The task » Of all the lines in the material, how many contain the word "提振警威"? State the number alone.
## Begin
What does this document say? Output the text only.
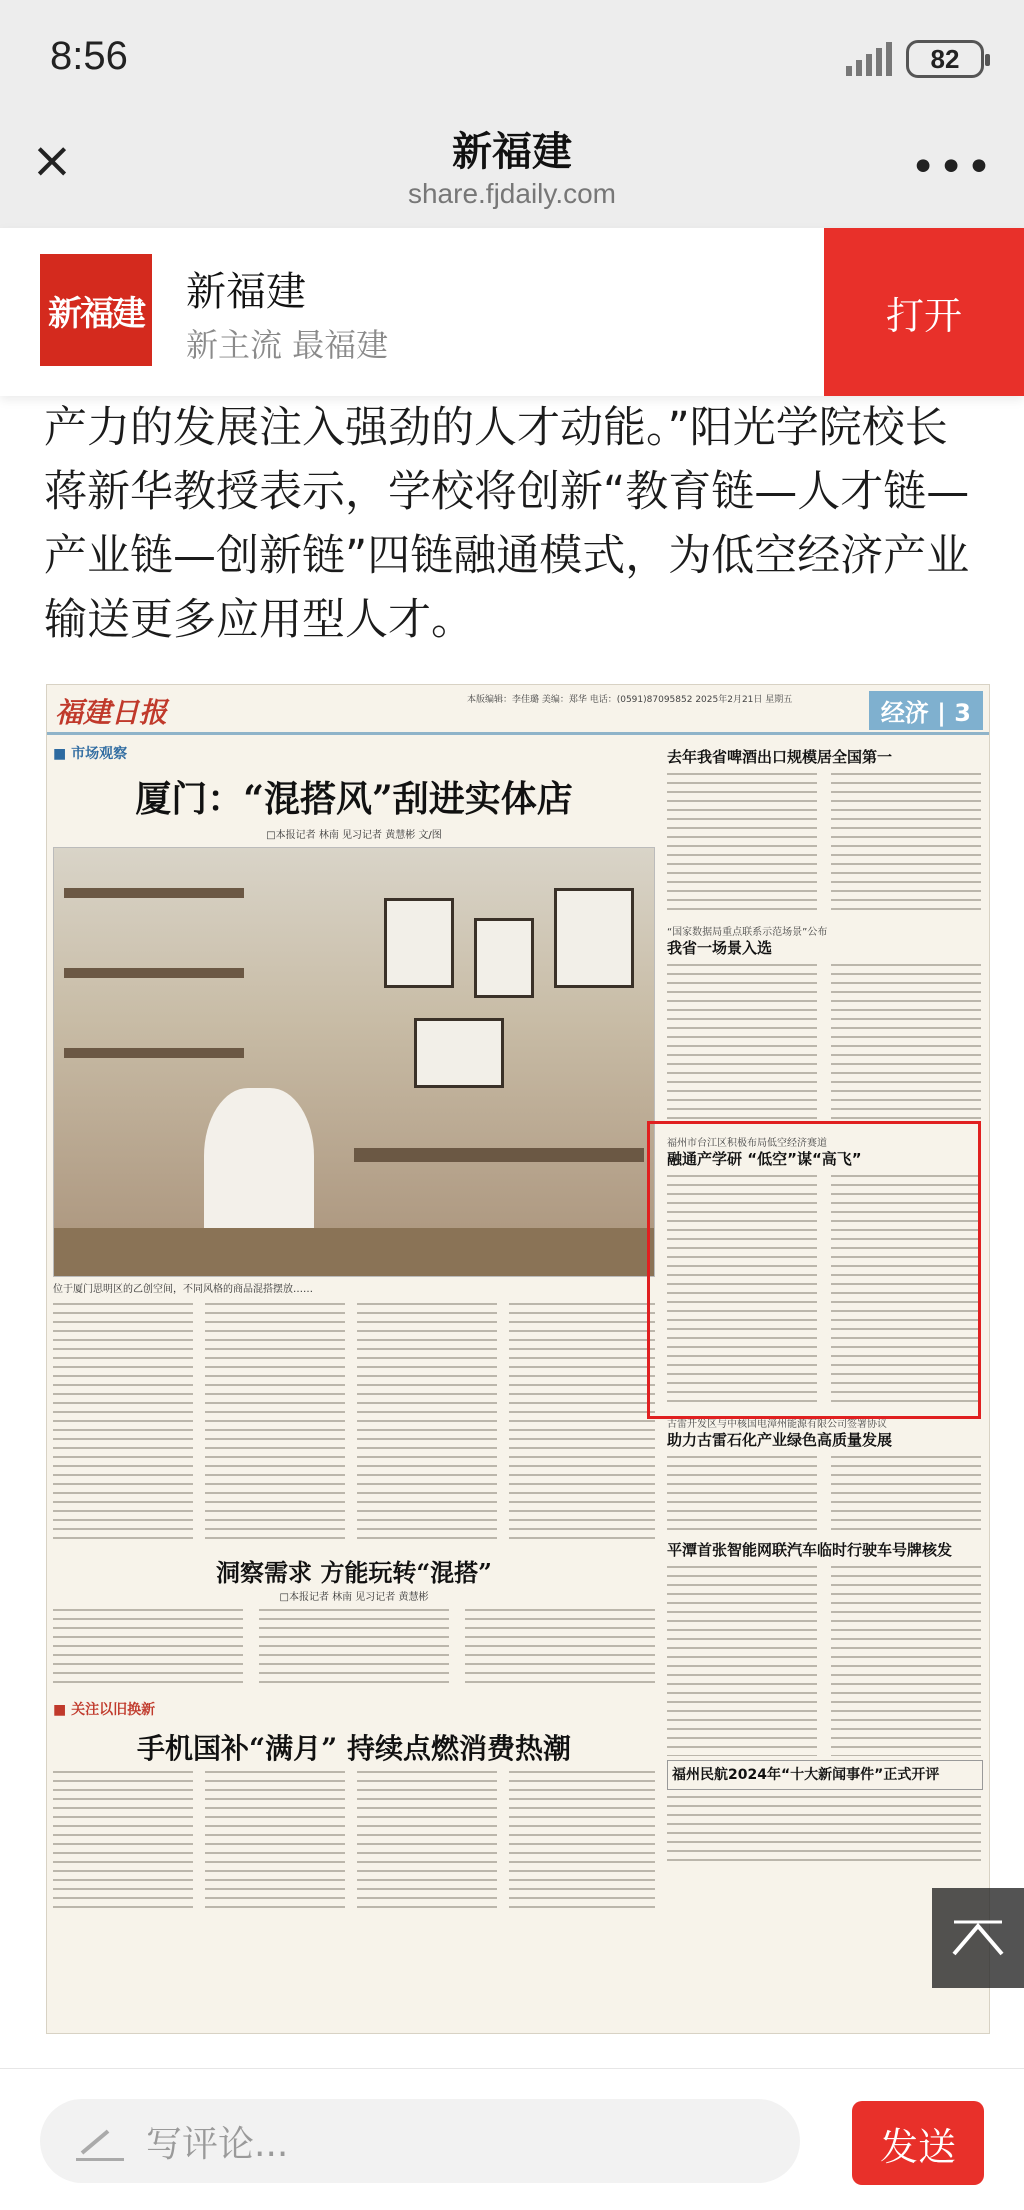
8:56	82
×	新福建
share.fjdaily.com
•••
新福建 新福建
新主流 最福建
打开
产力的发展注入强劲的人才动能。”阳光学院校长蒋新华教授表示，学校将创新“教育链—人才链—产业链—创新链”四链融通模式，为低空经济产业输送更多应用型人才。
福建日报	本版编辑：李佳璐 美编：郑华 电话：(0591)87095852 2025年2月21日 星期五	经济 | 3
■ 市场观察
厦门：“混搭风”刮进实体店
□本报记者 林南 见习记者 黄慧彬 文/图
位于厦门思明区的乙创空间，不同风格的商品混搭摆放……
洞察需求 方能玩转“混搭”
□本报记者 林南 见习记者 黄慧彬
■ 关注以旧换新
手机国补“满月” 持续点燃消费热潮
去年我省啤酒出口规模居全国第一
“国家数据局重点联系示范场景”公布
我省一场景入选
福州市台江区积极布局低空经济赛道
融通产学研 “低空”谋“高飞”
古雷开发区与中核国电漳州能源有限公司签署协议
助力古雷石化产业绿色高质量发展
平潭首张智能网联汽车临时行驶车号牌核发
福州民航2024年“十大新闻事件”正式开评
写评论...	发送
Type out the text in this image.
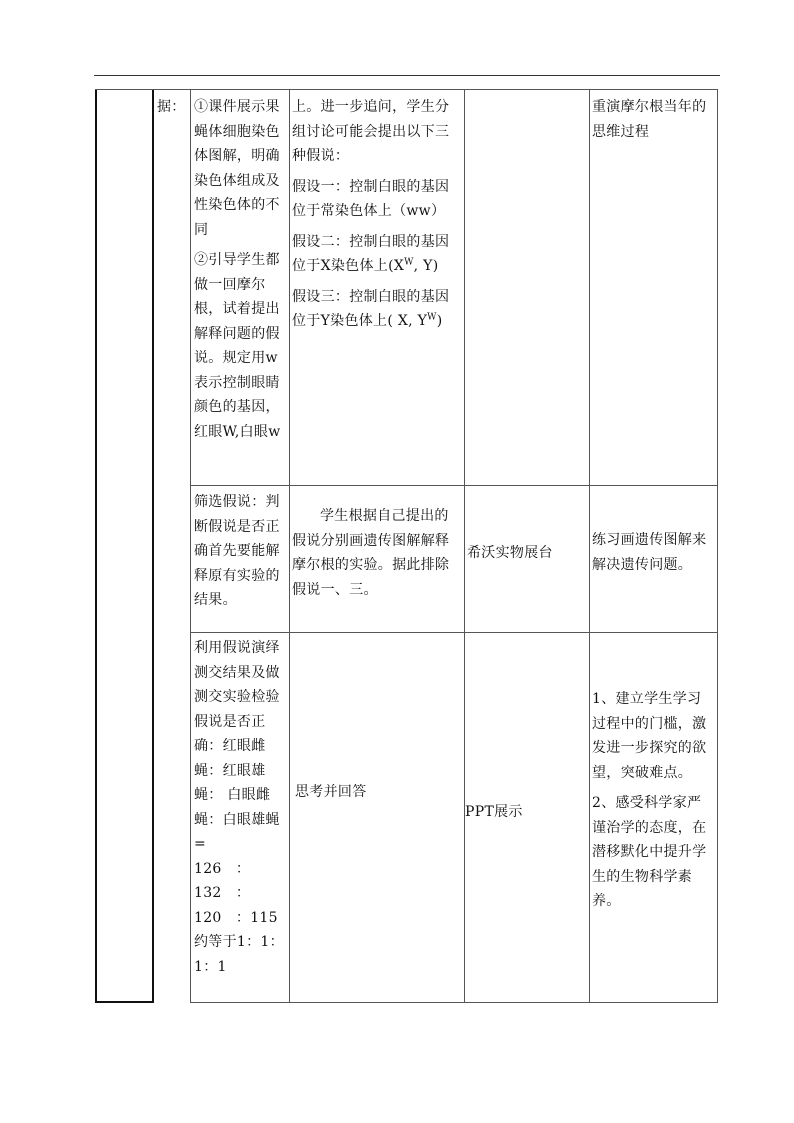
据： ①课件展示果蝇体细胞染色体图解，明确染色体组成及性染色体的不同

②引导学生都做一回摩尔根，试着提出解释问题的假说。规定用w表示控制眼睛颜色的基因，红眼W,白眼w

上。进一步追问，学生分组讨论可能会提出以下三种假说：

假设一：控制白眼的基因位于常染色体上（ww）

假设二：控制白眼的基因位于X染色体上($X^W$, Y)

假设三：控制白眼的基因位于Y染色体上( X, $Y^W$)

重演摩尔根当年的思维过程

筛选假说：判断假说是否正确首先要能解释原有实验的结果。

学生根据自己提出的假说分别画遗传图解解释摩尔根的实验。据此排除假说一、三。

希沃实物展台

练习画遗传图解来解决遗传问题。

利用假说演绎测交结果及做测交实验检验假说是否正确：红眼雌蝇：红眼雄蝇： 白眼雌蝇：白眼雄蝇=　　126　：132　：120　：115约等于1：1：1：1

思考并回答

PPT展示

1、建立学生学习过程中的门槛，激发进一步探究的欲望，突破难点。

2、感受科学家严谨治学的态度，在潜移默化中提升学生的生物科学素养。
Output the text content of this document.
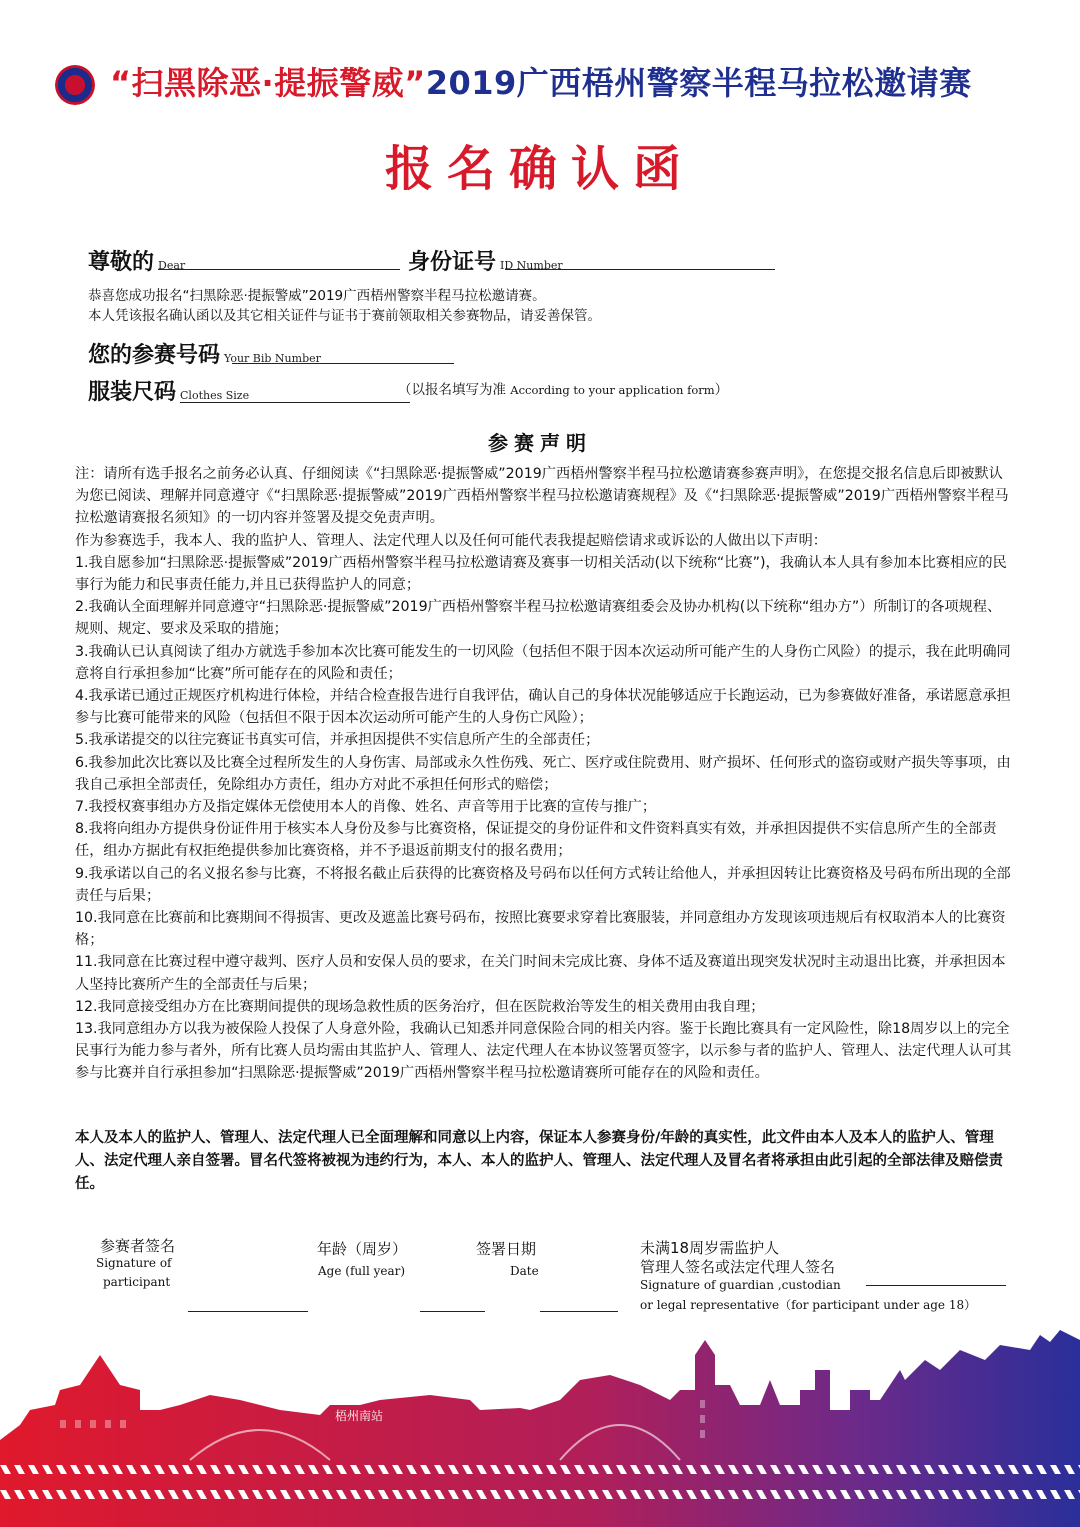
“扫黑除恶·提振警威”2019广西梧州警察半程马拉松邀请赛
报名确认函
尊敬的 Dear	身份证号 ID Number
恭喜您成功报名“扫黑除恶·提振警威”2019广西梧州警察半程马拉松邀请赛。
本人凭该报名确认函以及其它相关证件与证书于赛前领取相关参赛物品，请妥善保管。
您的参赛号码 Your Bib Number
服装尺码 Clothes Size	（以报名填写为准 According to your application form）
参赛声明

注：请所有选手报名之前务必认真、仔细阅读《“扫黑除恶·提振警威”2019广西梧州警察半程马拉松邀请赛参赛声明》，在您提交报名信息后即被默认为您已阅读、理解并同意遵守《“扫黑除恶·提振警威”2019广西梧州警察半程马拉松邀请赛规程》及《“扫黑除恶·提振警威”2019广西梧州警察半程马拉松邀请赛报名须知》的一切内容并签署及提交免责声明。

作为参赛选手，我本人、我的监护人、管理人、法定代理人以及任何可能代表我提起赔偿请求或诉讼的人做出以下声明：

1.我自愿参加“扫黑除恶·提振警威”2019广西梧州警察半程马拉松邀请赛及赛事一切相关活动(以下统称“比赛”)，我确认本人具有参加本比赛相应的民事行为能力和民事责任能力,并且已获得监护人的同意；

2.我确认全面理解并同意遵守“扫黑除恶·提振警威”2019广西梧州警察半程马拉松邀请赛组委会及协办机构(以下统称“组办方”）所制订的各项规程、规则、规定、要求及采取的措施；

3.我确认已认真阅读了组办方就选手参加本次比赛可能发生的一切风险（包括但不限于因本次运动所可能产生的人身伤亡风险）的提示，我在此明确同意将自行承担参加“比赛”所可能存在的风险和责任；

4.我承诺已通过正规医疗机构进行体检，并结合检查报告进行自我评估，确认自己的身体状况能够适应于长跑运动，已为参赛做好准备，承诺愿意承担参与比赛可能带来的风险（包括但不限于因本次运动所可能产生的人身伤亡风险）；

5.我承诺提交的以往完赛证书真实可信，并承担因提供不实信息所产生的全部责任；

6.我参加此次比赛以及比赛全过程所发生的人身伤害、局部或永久性伤残、死亡、医疗或住院费用、财产损坏、任何形式的盗窃或财产损失等事项，由我自己承担全部责任，免除组办方责任，组办方对此不承担任何形式的赔偿；

7.我授权赛事组办方及指定媒体无偿使用本人的肖像、姓名、声音等用于比赛的宣传与推广；

8.我将向组办方提供身份证件用于核实本人身份及参与比赛资格，保证提交的身份证件和文件资料真实有效，并承担因提供不实信息所产生的全部责任，组办方据此有权拒绝提供参加比赛资格，并不予退返前期支付的报名费用；

9.我承诺以自己的名义报名参与比赛，不将报名截止后获得的比赛资格及号码布以任何方式转让给他人，并承担因转让比赛资格及号码布所出现的全部责任与后果；

10.我同意在比赛前和比赛期间不得损害、更改及遮盖比赛号码布，按照比赛要求穿着比赛服装，并同意组办方发现该项违规后有权取消本人的比赛资格；

11.我同意在比赛过程中遵守裁判、医疗人员和安保人员的要求，在关门时间未完成比赛、身体不适及赛道出现突发状况时主动退出比赛，并承担因本人坚持比赛所产生的全部责任与后果；

12.我同意接受组办方在比赛期间提供的现场急救性质的医务治疗，但在医院救治等发生的相关费用由我自理；

13.我同意组办方以我为被保险人投保了人身意外险，我确认已知悉并同意保险合同的相关内容。鉴于长跑比赛具有一定风险性，除18周岁以上的完全民事行为能力参与者外，所有比赛人员均需由其监护人、管理人、法定代理人在本协议签署页签字，以示参与者的监护人、管理人、法定代理人认可其参与比赛并自行承担参加“扫黑除恶·提振警威”2019广西梧州警察半程马拉松邀请赛所可能存在的风险和责任。

本人及本人的监护人、管理人、法定代理人已全面理解和同意以上内容，保证本人参赛身份/年龄的真实性，此文件由本人及本人的监护人、管理人、法定代理人亲自签署。冒名代签将被视为违约行为，本人、本人的监护人、管理人、法定代理人及冒名者将承担由此引起的全部法律及赔偿责任。
参赛者签名
Signature of
participant
年龄（周岁）
Age (full year)
签署日期
Date
未满18周岁需监护人
管理人签名或法定代理人签名
Signature of guardian ,custodian
or legal representative（for participant under age 18）
梧州南站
## End
Output of the task » 6